Set exercise: Each entry should be quoted word for word, including every mark of punctuation.

** begin Given information **

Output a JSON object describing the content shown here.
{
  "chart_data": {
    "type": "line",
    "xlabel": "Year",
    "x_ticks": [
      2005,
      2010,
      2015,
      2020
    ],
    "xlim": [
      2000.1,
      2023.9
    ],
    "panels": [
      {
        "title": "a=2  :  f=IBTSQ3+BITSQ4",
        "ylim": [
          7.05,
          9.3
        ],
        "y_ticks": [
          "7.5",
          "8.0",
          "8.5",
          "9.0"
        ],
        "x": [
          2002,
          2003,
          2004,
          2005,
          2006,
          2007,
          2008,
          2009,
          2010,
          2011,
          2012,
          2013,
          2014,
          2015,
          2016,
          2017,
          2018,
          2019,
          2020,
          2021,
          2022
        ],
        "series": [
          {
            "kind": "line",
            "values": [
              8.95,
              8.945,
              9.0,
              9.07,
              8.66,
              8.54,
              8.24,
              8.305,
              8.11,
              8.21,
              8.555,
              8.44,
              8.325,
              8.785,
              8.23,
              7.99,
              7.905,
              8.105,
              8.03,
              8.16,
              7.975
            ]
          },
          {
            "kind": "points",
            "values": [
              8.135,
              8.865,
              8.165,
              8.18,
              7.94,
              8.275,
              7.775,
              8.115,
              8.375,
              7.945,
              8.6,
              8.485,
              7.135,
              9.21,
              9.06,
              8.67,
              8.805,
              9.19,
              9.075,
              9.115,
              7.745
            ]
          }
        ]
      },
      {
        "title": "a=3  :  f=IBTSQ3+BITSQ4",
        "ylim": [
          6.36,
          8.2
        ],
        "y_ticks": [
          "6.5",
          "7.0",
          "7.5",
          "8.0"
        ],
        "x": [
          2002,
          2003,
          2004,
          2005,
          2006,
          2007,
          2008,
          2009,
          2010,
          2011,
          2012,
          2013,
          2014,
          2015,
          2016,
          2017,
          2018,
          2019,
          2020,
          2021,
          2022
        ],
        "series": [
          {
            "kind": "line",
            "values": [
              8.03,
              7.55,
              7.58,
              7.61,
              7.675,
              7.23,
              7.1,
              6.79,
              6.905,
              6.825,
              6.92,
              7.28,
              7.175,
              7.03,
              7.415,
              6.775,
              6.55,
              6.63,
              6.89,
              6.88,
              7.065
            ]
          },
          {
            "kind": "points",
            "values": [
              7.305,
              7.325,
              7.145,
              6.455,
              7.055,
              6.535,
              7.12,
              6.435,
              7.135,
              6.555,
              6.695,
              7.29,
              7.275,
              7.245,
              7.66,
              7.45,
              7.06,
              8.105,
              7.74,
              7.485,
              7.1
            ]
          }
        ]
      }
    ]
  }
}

** end Given information **

Solution to this task:
Output a JSON object describing the content shown here.
{
  "chart_data": {
    "type": "line",
    "xlabel": "Year",
    "x_ticks": [
      2005,
      2010,
      2015,
      2020
    ],
    "xlim": [
      2000.1,
      2023.9
    ],
    "panels": [
      {
        "title": "a=2  :  f=IBTSQ3+BITSQ4",
        "ylim": [
          7.05,
          9.3
        ],
        "y_ticks": [
          "7.5",
          "8.0",
          "8.5",
          "9.0"
        ],
        "x": [
          2002,
          2003,
          2004,
          2005,
          2006,
          2007,
          2008,
          2009,
          2010,
          2011,
          2012,
          2013,
          2014,
          2015,
          2016,
          2017,
          2018,
          2019,
          2020,
          2021,
          2022
        ],
        "series": [
          {
            "kind": "line",
            "values": [
              8.95,
              8.945,
              9.0,
              9.07,
              8.66,
              8.54,
              8.24,
              8.305,
              8.11,
              8.21,
              8.555,
              8.44,
              8.325,
              8.785,
              8.23,
              7.99,
              7.905,
              8.105,
              8.03,
              8.16,
              7.975
            ]
          },
          {
            "kind": "points",
            "values": [
              8.135,
              8.865,
              8.165,
              8.18,
              7.94,
              8.275,
              7.775,
              8.115,
              8.375,
              7.945,
              8.6,
              8.485,
              7.135,
              9.21,
              9.06,
              8.67,
              8.805,
              9.19,
              9.075,
              9.115,
              7.745
            ]
          }
        ]
      },
      {
        "title": "a=3  :  f=IBTSQ3+BITSQ4",
        "ylim": [
          6.36,
          8.2
        ],
        "y_ticks": [
          "6.5",
          "7.0",
          "7.5",
          "8.0"
        ],
        "x": [
          2002,
          2003,
          2004,
          2005,
          2006,
          2007,
          2008,
          2009,
          2010,
          2011,
          2012,
          2013,
          2014,
          2015,
          2016,
          2017,
          2018,
          2019,
          2020,
          2021,
          2022
        ],
        "series": [
          {
            "kind": "line",
            "values": [
              8.03,
              7.55,
              7.58,
              7.61,
              7.675,
              7.23,
              7.1,
              6.79,
              6.905,
              6.825,
              6.92,
              7.28,
              7.175,
              7.03,
              7.415,
              6.775,
              6.55,
              6.63,
              6.89,
              6.88,
              7.065
            ]
          },
          {
            "kind": "points",
            "values": [
              7.305,
              7.325,
              7.145,
              6.455,
              7.055,
              6.535,
              7.12,
              6.435,
              7.135,
              6.555,
              6.695,
              7.29,
              7.275,
              7.245,
              7.66,
              7.45,
              7.06,
              8.105,
              7.74,
              7.485,
              7.1
            ]
          }
        ]
      }
    ]
  }
}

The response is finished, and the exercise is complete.